SET PROBLEM
Extract every line of the material below verbatim, leaving out the pictures.

MATERIAL PROVIDED
:::
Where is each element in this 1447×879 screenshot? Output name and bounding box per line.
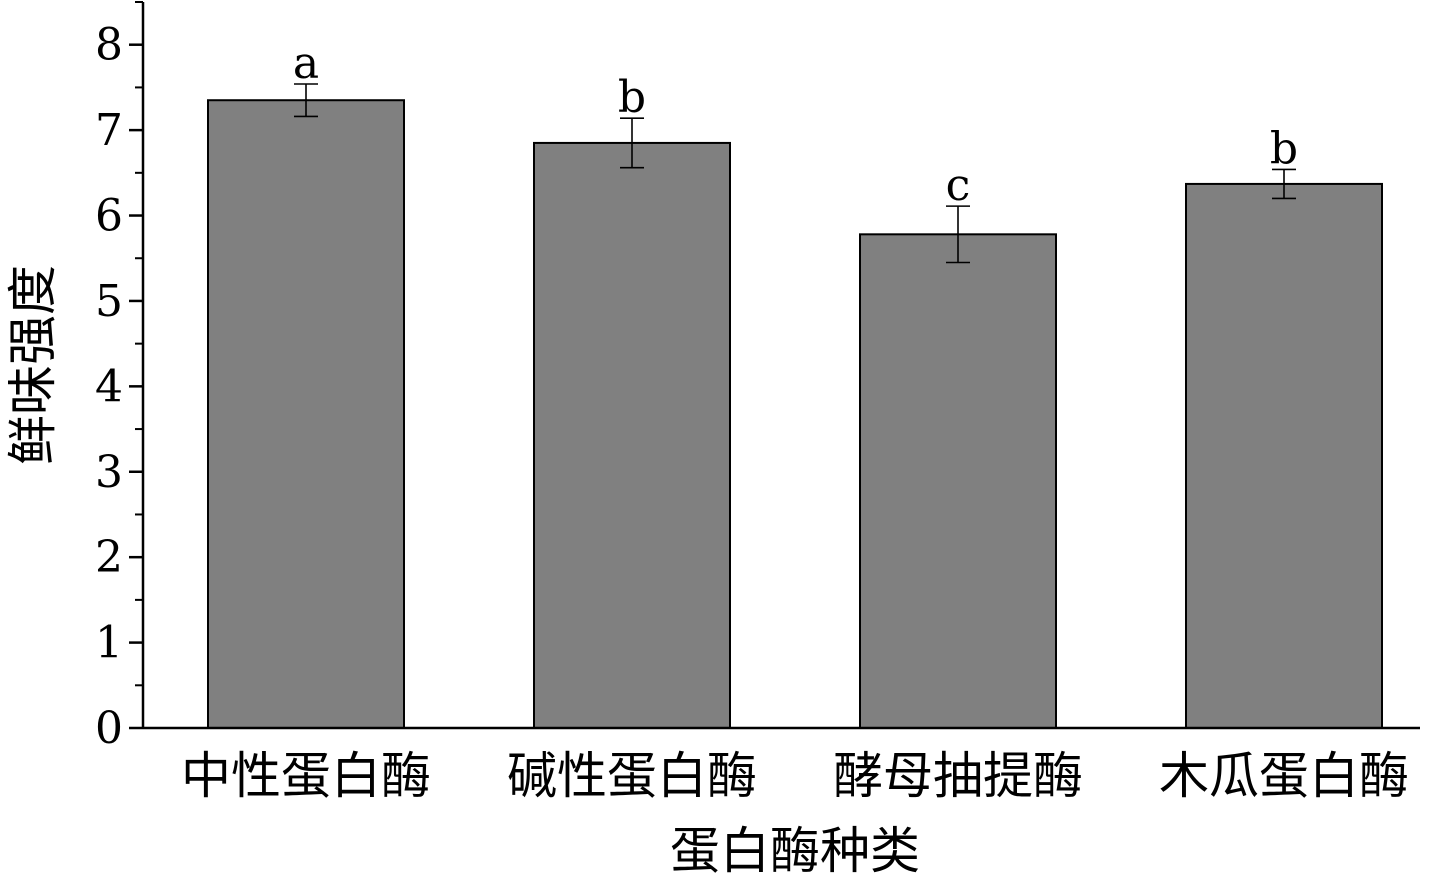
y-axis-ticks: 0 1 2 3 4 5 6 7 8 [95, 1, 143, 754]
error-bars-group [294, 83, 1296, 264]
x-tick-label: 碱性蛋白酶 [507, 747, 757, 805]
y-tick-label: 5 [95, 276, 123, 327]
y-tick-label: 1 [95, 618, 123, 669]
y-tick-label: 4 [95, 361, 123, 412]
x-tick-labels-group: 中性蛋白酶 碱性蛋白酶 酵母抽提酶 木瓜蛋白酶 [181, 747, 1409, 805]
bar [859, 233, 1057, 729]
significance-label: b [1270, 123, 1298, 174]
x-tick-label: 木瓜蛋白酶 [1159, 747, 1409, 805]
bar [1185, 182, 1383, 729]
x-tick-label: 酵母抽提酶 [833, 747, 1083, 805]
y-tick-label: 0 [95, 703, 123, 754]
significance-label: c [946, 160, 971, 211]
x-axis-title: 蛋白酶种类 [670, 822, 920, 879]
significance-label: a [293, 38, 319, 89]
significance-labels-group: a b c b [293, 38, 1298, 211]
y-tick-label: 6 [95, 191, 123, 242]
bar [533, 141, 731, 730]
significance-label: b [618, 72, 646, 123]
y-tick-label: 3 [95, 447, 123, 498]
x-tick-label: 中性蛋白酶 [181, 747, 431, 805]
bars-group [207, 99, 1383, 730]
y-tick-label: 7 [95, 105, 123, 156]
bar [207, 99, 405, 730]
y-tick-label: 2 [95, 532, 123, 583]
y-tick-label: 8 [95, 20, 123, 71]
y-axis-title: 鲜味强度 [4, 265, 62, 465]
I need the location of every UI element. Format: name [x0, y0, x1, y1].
:::
OUTPUT FOR THIS TASK
Where is each element in this 1447×879 screenshot? Output name and bounding box per line.
y-axis-ticks: 0 1 2 3 4 5 6 7 8 [95, 1, 143, 754]
error-bars-group [294, 83, 1296, 264]
x-tick-label: 碱性蛋白酶 [507, 747, 757, 805]
y-tick-label: 5 [95, 276, 123, 327]
y-tick-label: 1 [95, 618, 123, 669]
y-tick-label: 4 [95, 361, 123, 412]
x-tick-labels-group: 中性蛋白酶 碱性蛋白酶 酵母抽提酶 木瓜蛋白酶 [181, 747, 1409, 805]
bar [859, 233, 1057, 729]
significance-label: b [1270, 123, 1298, 174]
x-tick-label: 木瓜蛋白酶 [1159, 747, 1409, 805]
bar [1185, 182, 1383, 729]
x-tick-label: 酵母抽提酶 [833, 747, 1083, 805]
y-tick-label: 0 [95, 703, 123, 754]
significance-label: c [946, 160, 971, 211]
x-axis-title: 蛋白酶种类 [670, 822, 920, 879]
significance-label: a [293, 38, 319, 89]
significance-labels-group: a b c b [293, 38, 1298, 211]
y-tick-label: 6 [95, 191, 123, 242]
bar [533, 141, 731, 730]
significance-label: b [618, 72, 646, 123]
y-tick-label: 3 [95, 447, 123, 498]
x-tick-label: 中性蛋白酶 [181, 747, 431, 805]
bars-group [207, 99, 1383, 730]
y-tick-label: 7 [95, 105, 123, 156]
bar [207, 99, 405, 730]
y-tick-label: 2 [95, 532, 123, 583]
y-tick-label: 8 [95, 20, 123, 71]
y-axis-title: 鲜味强度 [4, 265, 62, 465]
I need the location of every UI element. Format: name [x0, y0, x1, y1].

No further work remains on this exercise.